• _Problem_
Identify all lines in the data containing the string "Voltage". Copy them out.

• _Records contained in a dataset_
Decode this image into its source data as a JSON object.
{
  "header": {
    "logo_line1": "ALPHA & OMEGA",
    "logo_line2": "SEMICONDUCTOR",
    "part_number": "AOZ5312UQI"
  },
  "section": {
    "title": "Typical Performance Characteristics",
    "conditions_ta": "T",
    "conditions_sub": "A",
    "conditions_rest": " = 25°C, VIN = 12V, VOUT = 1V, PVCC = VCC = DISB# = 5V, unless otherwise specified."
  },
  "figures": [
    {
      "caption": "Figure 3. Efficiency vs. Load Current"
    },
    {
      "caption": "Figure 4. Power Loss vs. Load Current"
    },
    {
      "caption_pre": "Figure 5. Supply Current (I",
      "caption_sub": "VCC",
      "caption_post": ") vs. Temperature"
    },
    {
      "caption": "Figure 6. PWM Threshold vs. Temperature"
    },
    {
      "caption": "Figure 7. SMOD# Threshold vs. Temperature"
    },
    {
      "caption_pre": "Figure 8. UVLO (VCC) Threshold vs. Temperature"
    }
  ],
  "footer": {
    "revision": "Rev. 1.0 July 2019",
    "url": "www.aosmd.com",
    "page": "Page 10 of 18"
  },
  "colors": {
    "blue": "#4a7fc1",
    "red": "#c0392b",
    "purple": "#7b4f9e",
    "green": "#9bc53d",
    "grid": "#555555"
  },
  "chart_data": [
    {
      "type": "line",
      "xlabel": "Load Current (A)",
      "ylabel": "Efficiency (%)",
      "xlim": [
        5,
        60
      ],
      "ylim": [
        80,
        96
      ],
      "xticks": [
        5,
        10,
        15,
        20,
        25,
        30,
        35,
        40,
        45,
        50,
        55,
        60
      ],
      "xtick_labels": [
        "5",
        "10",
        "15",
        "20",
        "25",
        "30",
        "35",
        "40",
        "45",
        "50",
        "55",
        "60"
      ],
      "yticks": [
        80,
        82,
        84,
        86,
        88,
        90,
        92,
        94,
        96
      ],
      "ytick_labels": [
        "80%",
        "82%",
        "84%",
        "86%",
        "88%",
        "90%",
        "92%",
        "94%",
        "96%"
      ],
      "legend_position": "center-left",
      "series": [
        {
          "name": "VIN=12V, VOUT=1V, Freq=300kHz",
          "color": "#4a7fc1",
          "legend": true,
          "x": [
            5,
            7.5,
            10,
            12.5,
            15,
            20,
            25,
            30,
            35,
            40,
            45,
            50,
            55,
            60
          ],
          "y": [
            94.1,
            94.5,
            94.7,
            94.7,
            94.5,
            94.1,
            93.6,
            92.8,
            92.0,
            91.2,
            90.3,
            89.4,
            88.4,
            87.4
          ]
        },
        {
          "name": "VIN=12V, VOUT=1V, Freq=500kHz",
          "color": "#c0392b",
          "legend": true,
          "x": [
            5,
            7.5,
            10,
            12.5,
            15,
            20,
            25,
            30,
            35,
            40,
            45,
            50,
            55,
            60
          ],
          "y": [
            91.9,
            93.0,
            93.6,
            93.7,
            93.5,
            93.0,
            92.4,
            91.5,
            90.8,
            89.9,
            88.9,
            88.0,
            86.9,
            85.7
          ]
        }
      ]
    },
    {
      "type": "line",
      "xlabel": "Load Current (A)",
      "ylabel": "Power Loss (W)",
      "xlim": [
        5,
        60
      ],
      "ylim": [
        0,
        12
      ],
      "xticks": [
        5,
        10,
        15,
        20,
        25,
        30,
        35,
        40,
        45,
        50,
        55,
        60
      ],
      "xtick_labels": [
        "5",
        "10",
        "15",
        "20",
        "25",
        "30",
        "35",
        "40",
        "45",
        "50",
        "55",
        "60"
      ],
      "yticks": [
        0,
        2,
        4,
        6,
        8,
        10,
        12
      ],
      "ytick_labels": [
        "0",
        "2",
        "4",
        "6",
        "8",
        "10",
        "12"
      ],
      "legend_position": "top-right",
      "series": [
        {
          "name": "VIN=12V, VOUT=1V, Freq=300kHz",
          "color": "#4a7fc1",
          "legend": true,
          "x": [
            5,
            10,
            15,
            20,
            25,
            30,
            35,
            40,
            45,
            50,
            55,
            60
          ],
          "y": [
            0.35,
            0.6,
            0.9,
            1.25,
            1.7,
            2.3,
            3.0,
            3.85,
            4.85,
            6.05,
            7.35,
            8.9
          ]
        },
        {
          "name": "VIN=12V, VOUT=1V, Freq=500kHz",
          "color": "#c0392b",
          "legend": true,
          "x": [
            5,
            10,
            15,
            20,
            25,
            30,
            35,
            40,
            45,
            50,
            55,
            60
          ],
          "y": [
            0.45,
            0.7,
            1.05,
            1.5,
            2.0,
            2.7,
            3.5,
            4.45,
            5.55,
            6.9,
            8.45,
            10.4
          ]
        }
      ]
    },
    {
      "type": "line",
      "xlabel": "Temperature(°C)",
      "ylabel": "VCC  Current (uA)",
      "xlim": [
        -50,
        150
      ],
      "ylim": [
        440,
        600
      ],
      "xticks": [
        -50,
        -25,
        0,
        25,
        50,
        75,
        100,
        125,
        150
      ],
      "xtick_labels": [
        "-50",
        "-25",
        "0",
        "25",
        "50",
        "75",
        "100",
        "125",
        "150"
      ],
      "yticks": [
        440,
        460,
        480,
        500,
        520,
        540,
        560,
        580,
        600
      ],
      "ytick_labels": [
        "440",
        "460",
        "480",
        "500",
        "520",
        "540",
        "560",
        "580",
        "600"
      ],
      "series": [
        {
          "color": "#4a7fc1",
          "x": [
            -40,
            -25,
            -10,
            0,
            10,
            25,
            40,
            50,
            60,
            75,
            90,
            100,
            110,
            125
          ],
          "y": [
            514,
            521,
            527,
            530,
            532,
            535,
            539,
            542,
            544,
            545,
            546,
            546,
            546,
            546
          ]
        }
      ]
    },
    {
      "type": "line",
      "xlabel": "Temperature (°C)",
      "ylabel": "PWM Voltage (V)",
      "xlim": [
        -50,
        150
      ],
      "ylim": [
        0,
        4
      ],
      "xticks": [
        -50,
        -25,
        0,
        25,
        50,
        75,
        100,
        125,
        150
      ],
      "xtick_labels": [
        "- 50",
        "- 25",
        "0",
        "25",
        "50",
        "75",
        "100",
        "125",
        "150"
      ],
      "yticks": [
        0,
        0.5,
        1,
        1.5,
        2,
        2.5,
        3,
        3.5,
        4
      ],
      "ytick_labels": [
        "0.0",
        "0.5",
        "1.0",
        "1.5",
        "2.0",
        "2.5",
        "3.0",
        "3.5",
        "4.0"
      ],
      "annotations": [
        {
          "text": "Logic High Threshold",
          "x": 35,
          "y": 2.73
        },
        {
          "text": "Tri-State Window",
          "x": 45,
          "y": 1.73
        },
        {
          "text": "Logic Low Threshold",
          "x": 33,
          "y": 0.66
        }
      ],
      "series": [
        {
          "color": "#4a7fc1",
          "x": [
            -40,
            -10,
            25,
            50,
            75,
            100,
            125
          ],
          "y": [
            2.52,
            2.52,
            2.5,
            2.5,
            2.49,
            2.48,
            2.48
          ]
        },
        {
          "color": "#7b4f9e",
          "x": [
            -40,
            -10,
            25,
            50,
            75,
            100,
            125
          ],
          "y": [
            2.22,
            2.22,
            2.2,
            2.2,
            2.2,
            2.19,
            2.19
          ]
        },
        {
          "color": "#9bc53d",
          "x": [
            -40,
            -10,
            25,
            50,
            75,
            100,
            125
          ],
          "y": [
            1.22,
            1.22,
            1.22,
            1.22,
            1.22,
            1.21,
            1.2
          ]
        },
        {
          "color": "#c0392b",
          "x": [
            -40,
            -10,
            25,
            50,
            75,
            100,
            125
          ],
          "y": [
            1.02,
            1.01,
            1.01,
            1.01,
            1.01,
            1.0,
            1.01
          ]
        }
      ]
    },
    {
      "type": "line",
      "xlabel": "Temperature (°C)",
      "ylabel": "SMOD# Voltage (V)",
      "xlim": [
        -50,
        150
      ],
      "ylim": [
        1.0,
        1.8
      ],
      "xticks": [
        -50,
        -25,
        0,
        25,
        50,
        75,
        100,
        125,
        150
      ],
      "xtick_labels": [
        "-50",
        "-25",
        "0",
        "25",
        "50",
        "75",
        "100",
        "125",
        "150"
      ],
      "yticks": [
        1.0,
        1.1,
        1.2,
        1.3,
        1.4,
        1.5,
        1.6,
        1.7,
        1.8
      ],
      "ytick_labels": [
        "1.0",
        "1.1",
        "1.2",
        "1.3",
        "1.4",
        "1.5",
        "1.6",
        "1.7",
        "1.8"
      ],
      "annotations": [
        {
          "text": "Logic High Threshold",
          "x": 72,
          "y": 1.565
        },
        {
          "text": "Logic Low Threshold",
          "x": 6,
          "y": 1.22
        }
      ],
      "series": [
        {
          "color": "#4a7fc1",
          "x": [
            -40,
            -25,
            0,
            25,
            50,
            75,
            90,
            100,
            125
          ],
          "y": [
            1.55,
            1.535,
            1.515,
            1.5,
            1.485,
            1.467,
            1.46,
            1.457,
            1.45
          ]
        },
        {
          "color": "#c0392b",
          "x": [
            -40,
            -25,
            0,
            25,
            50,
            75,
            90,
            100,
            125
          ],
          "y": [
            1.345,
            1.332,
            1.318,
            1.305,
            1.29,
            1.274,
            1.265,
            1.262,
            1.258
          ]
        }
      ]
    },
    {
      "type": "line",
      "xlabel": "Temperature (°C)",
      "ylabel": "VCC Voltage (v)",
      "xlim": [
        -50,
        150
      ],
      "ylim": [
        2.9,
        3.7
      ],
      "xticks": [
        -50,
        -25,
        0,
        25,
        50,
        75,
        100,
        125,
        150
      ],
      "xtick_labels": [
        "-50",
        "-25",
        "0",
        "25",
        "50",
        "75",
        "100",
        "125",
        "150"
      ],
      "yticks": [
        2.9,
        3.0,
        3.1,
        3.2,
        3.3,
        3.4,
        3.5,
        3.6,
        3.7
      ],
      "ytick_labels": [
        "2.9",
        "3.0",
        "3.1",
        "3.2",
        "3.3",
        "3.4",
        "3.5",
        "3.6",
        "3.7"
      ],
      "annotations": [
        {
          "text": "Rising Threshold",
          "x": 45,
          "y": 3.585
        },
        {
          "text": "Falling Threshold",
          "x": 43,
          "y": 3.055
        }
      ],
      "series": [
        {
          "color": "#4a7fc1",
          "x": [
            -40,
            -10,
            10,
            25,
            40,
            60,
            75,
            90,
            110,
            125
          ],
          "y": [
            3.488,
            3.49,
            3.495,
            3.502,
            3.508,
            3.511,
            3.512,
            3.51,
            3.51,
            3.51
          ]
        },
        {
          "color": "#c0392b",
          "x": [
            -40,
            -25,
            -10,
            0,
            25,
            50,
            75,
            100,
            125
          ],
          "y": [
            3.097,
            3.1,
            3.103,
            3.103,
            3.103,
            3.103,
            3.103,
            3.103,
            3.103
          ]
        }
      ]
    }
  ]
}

• _Response for this exercise_
      "ylabel": "PWM Voltage (V)",
      "ylabel": "SMOD# Voltage (V)",
      "ylabel": "VCC Voltage (v)",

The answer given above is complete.